◆ Records provided
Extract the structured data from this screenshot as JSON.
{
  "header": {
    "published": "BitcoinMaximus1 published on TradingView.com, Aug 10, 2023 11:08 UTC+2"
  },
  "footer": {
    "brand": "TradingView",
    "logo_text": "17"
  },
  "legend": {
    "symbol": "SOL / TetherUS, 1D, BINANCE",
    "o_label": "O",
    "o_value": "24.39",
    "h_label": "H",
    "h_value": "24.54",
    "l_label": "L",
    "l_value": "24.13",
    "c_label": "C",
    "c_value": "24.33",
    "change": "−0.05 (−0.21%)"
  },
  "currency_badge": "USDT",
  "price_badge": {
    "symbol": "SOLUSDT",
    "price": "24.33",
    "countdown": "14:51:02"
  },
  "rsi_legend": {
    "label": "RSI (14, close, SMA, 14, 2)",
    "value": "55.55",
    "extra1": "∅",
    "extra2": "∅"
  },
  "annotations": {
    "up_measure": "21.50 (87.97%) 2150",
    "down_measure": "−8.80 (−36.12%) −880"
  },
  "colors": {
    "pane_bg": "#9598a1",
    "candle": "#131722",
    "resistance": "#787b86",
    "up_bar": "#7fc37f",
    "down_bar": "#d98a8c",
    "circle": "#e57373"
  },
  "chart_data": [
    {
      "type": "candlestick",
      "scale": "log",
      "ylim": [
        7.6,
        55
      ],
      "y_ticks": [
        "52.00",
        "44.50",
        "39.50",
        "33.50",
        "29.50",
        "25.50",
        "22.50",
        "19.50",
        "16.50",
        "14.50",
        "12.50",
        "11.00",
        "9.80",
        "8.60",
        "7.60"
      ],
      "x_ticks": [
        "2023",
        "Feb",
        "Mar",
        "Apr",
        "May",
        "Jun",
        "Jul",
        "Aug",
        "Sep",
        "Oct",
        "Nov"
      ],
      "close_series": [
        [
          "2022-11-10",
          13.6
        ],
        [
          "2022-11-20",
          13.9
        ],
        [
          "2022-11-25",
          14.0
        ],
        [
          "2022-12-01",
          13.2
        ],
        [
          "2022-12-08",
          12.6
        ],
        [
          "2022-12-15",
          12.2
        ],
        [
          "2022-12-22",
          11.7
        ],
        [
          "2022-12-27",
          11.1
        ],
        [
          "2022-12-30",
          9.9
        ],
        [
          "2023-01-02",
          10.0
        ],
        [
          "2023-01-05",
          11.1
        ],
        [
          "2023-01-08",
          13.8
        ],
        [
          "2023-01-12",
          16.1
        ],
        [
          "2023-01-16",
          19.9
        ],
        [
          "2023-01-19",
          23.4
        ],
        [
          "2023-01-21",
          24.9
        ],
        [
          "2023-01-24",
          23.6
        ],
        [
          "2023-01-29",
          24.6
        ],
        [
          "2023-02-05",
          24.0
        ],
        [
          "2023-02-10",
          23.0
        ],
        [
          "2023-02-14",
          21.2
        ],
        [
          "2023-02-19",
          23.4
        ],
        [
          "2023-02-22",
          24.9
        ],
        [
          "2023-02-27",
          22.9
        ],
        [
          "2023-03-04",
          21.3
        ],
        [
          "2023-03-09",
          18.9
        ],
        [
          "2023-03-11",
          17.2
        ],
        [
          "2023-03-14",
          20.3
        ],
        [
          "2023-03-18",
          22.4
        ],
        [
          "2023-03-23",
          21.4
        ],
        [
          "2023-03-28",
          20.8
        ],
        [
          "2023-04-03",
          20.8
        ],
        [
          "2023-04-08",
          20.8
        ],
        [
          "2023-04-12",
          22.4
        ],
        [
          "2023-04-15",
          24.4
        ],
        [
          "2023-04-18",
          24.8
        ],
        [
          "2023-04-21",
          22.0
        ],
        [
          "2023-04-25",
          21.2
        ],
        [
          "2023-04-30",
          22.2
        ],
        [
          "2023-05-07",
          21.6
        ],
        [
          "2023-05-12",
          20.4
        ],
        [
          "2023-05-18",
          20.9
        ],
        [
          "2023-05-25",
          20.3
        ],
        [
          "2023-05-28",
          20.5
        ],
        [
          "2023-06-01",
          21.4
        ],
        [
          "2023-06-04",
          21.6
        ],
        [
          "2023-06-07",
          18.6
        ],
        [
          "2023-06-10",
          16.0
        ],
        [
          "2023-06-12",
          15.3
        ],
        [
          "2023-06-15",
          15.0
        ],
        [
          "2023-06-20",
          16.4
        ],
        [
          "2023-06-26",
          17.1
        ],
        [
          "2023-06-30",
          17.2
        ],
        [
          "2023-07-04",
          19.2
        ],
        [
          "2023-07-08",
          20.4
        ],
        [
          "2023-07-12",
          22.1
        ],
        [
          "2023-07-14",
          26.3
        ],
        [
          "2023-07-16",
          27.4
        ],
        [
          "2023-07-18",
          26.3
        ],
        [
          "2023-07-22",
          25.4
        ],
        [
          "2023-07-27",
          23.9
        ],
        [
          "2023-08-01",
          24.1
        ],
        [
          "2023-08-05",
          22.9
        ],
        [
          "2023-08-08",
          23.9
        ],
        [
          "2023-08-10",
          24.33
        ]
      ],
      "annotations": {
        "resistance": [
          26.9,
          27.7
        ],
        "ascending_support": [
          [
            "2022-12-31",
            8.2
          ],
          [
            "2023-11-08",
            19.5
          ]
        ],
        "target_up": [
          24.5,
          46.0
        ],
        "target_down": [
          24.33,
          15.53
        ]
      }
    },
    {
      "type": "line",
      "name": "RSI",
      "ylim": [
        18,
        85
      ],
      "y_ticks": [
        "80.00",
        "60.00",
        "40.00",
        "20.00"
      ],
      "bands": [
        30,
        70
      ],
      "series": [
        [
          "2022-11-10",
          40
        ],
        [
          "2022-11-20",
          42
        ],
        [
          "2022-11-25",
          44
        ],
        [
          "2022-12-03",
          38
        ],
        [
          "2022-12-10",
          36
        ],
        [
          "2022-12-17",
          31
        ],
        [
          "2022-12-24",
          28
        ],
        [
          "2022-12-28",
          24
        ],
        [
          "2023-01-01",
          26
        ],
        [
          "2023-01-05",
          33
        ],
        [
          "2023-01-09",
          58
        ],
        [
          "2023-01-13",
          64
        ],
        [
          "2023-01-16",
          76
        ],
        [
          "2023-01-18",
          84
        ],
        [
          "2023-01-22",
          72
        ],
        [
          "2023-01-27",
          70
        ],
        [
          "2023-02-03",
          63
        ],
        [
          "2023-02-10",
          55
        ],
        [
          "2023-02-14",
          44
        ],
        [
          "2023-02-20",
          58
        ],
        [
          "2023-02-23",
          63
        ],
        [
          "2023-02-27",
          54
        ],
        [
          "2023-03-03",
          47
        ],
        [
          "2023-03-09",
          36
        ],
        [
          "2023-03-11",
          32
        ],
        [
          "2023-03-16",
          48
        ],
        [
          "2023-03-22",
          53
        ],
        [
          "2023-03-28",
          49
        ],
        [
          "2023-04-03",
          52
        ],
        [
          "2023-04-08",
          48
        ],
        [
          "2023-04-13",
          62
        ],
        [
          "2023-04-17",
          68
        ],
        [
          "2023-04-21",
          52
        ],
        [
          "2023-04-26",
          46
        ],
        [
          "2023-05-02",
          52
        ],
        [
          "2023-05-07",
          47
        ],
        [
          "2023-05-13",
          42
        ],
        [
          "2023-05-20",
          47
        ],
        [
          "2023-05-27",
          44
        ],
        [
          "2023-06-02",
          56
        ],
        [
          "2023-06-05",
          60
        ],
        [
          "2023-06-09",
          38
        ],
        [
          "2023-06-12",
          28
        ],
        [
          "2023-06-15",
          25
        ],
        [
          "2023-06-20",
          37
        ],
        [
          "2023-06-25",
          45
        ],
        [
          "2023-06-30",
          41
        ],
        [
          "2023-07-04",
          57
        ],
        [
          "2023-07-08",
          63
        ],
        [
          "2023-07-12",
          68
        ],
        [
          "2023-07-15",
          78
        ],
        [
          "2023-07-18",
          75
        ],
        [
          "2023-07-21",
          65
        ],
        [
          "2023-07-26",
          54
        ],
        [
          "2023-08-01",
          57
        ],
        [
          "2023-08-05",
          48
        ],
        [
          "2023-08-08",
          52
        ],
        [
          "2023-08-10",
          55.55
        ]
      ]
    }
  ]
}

◆ Directions for this task
Copy out every line from the records that has the word "TradingView".

◆ Full answer
    "published": "BitcoinMaximus1 published on TradingView.com, Aug 10, 2023 11:08 UTC+2"
    "brand": "TradingView",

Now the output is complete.